(Lines of data)
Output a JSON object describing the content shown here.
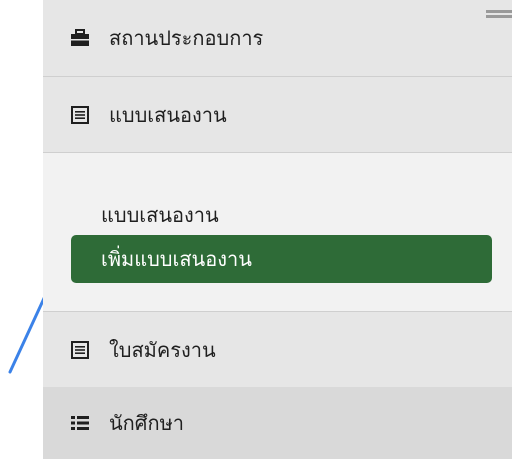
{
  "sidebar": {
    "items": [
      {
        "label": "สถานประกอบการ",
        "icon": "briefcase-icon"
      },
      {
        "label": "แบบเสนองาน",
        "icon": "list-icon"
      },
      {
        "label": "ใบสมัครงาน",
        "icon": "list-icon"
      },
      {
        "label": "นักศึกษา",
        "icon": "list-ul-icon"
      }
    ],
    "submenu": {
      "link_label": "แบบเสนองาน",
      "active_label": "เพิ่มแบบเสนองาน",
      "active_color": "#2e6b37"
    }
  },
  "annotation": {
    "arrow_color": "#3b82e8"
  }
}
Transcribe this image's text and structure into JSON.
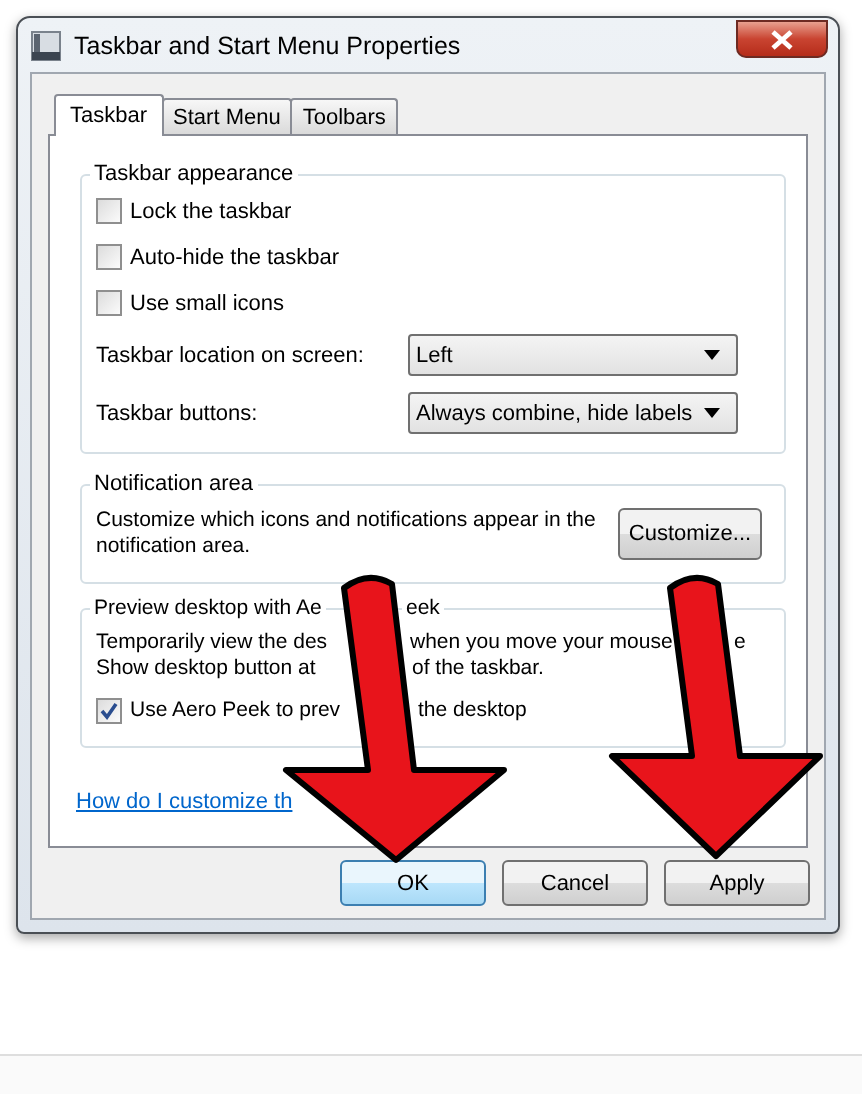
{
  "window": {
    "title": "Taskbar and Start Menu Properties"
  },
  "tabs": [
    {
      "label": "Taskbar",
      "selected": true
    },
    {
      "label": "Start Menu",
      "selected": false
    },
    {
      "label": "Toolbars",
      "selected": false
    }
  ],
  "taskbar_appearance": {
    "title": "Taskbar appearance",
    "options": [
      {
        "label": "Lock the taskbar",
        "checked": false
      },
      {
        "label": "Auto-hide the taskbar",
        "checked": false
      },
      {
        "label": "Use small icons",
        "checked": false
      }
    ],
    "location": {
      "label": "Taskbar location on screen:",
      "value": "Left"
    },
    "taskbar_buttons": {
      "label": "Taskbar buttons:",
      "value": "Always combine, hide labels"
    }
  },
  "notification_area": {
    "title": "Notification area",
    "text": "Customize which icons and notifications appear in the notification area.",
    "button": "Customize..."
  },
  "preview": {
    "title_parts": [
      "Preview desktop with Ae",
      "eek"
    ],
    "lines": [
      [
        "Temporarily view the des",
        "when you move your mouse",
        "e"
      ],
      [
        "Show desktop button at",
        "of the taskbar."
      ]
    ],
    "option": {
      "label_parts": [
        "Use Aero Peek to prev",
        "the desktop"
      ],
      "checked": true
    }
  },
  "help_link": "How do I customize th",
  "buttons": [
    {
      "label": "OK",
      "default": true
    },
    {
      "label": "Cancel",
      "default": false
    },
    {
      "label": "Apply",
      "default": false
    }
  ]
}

* * *

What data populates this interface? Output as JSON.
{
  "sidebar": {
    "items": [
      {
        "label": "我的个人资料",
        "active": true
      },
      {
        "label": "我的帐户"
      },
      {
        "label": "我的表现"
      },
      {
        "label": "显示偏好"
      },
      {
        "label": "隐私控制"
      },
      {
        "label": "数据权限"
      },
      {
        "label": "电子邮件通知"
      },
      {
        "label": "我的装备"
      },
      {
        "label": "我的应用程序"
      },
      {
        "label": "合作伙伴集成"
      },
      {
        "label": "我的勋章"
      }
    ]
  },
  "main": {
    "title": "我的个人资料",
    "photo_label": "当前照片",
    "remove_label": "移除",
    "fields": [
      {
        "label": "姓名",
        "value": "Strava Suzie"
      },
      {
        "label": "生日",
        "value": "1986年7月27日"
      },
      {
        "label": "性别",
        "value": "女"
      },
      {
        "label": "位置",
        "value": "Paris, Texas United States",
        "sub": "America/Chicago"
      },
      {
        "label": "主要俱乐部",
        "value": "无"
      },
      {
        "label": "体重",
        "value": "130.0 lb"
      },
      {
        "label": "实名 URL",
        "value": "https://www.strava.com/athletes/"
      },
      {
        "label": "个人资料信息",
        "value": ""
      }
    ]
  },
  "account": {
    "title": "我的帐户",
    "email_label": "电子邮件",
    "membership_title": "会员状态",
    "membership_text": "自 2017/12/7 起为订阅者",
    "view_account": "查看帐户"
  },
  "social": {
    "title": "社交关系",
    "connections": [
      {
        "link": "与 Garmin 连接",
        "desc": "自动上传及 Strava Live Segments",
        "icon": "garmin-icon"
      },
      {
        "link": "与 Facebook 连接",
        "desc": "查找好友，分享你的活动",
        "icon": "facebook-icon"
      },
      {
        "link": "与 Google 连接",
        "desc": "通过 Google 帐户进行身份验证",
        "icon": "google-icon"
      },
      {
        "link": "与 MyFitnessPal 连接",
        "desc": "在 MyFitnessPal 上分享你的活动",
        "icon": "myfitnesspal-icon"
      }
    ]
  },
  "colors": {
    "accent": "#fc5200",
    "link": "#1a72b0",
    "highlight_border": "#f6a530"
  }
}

> **Short exercise**:
Within the records above, how many lines include the word "Start"? State the number by itself.

> **Finished task**:
2